■ DO THIS: Looking at the listing beneath, work out how many lines hold "JSON" and report only that figure.

■ DATA EXCERPTS:
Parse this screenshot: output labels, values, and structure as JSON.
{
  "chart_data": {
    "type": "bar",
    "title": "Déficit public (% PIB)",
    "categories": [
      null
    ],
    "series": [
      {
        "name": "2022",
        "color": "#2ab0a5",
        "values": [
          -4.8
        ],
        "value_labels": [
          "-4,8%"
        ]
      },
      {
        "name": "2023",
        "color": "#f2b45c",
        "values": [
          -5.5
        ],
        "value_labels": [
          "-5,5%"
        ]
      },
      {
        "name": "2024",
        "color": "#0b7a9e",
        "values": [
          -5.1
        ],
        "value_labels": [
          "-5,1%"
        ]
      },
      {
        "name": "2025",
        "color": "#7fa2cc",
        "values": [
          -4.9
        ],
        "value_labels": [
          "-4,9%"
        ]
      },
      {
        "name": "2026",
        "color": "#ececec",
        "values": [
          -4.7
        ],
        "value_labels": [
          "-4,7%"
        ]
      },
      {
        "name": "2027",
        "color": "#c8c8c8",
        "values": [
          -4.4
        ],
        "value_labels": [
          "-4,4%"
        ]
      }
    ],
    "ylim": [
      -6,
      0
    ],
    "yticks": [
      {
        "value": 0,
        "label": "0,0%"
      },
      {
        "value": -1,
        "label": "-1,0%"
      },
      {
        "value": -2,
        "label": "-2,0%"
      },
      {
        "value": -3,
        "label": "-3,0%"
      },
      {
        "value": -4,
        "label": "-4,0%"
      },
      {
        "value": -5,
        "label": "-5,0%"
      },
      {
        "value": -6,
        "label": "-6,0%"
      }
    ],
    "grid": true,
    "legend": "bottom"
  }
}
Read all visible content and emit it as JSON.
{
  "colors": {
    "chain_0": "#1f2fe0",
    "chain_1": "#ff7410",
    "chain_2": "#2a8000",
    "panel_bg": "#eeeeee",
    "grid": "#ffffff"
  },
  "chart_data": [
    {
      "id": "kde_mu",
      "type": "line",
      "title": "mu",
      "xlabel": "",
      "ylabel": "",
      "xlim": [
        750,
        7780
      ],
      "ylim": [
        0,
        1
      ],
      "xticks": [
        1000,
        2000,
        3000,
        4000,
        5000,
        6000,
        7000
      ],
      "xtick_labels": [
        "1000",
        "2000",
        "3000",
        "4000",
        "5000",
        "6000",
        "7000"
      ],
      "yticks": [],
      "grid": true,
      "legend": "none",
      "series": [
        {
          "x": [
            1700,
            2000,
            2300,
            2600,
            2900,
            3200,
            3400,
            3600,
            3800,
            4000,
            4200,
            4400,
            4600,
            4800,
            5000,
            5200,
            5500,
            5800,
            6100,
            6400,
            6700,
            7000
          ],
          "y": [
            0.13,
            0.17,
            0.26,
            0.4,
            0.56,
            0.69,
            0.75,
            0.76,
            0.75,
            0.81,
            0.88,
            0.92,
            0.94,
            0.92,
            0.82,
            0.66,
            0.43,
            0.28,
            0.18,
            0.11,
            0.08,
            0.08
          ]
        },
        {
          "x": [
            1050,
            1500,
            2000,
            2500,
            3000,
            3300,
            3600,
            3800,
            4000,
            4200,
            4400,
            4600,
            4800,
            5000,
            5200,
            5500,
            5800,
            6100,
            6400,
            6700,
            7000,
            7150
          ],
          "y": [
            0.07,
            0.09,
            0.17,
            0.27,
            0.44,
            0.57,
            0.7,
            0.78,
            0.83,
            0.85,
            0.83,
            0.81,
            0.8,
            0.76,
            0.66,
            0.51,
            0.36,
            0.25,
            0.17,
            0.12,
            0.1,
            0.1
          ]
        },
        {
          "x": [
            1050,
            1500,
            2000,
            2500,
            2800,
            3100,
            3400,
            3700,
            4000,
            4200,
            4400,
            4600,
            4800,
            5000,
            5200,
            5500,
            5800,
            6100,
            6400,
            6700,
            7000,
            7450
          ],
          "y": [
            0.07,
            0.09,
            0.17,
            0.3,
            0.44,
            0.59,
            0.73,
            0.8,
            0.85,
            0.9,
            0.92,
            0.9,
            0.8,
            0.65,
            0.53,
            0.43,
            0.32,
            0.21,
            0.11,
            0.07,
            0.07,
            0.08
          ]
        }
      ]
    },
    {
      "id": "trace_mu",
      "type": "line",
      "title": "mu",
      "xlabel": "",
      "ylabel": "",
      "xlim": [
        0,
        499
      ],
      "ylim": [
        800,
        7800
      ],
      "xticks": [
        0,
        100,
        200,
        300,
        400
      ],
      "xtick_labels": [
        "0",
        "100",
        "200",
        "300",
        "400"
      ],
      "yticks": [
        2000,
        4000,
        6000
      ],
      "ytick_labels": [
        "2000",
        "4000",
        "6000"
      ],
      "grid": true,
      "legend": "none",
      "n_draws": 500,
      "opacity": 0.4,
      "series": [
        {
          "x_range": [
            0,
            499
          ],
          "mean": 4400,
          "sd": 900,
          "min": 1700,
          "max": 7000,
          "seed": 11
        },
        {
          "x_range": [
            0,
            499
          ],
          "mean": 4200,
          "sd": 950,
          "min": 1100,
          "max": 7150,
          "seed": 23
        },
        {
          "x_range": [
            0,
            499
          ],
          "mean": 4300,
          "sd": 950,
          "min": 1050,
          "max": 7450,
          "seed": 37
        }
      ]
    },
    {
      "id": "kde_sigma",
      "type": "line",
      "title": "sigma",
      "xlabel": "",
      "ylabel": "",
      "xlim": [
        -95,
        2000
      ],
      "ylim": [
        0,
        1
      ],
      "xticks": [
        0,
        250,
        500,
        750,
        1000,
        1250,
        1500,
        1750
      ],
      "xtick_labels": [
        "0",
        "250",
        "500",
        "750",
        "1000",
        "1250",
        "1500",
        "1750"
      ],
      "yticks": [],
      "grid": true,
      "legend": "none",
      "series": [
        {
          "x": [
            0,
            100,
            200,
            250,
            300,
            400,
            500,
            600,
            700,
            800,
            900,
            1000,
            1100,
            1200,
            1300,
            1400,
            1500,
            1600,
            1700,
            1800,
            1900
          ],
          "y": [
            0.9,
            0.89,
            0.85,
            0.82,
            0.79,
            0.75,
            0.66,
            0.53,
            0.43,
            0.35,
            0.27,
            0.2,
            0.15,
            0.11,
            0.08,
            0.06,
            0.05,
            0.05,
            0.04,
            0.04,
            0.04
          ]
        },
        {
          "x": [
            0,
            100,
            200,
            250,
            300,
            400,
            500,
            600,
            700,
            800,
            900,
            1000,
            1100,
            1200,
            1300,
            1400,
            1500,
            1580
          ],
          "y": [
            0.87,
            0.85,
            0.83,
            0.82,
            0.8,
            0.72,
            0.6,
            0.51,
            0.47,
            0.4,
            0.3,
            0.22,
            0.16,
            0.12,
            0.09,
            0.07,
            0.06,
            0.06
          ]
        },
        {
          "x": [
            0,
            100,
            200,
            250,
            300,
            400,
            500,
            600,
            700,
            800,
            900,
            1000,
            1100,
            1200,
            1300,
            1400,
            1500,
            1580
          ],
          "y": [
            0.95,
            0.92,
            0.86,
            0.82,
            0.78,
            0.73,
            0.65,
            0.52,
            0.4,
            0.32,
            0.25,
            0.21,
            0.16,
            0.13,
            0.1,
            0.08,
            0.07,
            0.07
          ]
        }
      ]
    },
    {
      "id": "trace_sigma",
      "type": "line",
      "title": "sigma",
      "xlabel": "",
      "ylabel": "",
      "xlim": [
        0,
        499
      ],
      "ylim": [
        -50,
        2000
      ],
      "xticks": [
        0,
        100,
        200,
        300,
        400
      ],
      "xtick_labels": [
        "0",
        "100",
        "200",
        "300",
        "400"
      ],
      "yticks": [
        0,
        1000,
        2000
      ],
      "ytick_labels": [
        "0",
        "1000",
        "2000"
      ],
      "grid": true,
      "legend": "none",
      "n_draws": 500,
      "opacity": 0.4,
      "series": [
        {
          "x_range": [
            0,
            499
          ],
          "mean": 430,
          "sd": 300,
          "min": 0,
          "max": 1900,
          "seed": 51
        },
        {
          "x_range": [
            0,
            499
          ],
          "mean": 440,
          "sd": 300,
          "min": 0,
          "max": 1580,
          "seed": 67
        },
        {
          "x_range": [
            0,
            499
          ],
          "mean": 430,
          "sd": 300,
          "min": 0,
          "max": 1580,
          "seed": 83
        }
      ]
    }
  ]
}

■ TASK RESPONSE: 2